▶ _TASK_:
Note each line of the listing that contains the string "smallest", and copy it.

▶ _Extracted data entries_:
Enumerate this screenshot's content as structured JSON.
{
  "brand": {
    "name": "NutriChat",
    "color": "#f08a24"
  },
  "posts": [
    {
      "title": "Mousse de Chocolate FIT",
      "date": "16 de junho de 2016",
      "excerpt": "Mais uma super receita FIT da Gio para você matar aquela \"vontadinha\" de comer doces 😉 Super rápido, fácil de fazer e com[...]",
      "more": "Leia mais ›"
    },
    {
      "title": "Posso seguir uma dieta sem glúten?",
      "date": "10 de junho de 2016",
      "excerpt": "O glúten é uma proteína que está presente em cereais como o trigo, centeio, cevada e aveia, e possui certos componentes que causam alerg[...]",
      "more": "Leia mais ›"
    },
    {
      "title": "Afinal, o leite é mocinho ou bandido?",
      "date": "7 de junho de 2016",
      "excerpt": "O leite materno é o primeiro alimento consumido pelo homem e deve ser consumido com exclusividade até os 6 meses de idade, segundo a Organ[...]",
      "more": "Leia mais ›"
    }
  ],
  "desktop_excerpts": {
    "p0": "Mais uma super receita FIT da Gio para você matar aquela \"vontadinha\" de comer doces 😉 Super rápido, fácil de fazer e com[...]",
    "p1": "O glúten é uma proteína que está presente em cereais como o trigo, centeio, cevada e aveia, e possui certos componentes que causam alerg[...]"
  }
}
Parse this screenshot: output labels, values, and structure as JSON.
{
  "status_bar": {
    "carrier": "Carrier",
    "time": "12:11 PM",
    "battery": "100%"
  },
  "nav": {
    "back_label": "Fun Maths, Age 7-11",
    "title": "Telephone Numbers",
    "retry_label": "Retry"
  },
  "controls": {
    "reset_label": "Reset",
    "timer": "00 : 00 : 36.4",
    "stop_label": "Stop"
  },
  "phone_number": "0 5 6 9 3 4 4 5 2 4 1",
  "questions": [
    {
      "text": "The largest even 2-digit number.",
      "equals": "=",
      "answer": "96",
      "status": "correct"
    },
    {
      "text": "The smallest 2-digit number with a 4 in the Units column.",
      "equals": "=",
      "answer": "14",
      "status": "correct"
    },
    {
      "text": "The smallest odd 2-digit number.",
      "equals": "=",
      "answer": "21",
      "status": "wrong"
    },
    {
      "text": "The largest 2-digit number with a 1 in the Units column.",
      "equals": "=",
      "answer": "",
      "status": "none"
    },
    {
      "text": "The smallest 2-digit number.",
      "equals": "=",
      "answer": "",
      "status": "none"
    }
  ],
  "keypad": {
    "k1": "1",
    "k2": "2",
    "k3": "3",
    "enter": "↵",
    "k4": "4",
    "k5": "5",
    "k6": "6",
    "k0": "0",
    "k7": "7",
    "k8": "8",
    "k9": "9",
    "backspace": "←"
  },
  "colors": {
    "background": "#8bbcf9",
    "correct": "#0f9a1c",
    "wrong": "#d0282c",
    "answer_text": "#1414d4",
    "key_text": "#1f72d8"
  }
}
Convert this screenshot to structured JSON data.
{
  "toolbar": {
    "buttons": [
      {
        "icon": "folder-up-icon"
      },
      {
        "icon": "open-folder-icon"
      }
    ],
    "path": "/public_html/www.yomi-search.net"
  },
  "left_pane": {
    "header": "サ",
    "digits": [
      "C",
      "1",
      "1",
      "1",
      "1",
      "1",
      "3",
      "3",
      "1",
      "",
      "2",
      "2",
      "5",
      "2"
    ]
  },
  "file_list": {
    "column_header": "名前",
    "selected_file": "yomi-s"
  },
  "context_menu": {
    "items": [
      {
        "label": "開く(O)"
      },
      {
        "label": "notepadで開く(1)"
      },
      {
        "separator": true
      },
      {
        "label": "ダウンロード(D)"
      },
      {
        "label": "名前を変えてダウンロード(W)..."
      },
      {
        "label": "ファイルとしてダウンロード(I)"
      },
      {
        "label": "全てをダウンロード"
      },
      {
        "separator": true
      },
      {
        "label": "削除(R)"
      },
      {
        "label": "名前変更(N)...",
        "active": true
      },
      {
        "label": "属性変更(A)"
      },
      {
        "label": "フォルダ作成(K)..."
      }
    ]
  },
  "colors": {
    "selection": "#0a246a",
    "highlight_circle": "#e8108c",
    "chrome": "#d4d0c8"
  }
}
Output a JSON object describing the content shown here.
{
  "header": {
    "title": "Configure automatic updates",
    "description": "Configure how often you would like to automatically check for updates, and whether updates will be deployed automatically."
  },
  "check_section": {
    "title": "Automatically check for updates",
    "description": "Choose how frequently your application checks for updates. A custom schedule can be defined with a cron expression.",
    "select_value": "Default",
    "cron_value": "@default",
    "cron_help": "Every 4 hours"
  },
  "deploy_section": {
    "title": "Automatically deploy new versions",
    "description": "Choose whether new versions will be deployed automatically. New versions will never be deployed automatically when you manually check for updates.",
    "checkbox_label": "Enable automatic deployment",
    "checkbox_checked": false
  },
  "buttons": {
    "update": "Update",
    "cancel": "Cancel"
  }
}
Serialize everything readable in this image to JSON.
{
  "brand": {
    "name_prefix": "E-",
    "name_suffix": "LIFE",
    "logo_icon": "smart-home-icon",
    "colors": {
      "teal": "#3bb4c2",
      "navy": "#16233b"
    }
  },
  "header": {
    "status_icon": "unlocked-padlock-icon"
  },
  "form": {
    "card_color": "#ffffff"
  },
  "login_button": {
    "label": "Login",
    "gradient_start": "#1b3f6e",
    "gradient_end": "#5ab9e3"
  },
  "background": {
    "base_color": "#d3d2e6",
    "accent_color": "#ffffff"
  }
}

▶ _RIGHT ANSWER_:
      "text": "The smallest 2-digit number with a 4 in the Units column.",
      "text": "The smallest odd 2-digit number.",
      "text": "The smallest 2-digit number.",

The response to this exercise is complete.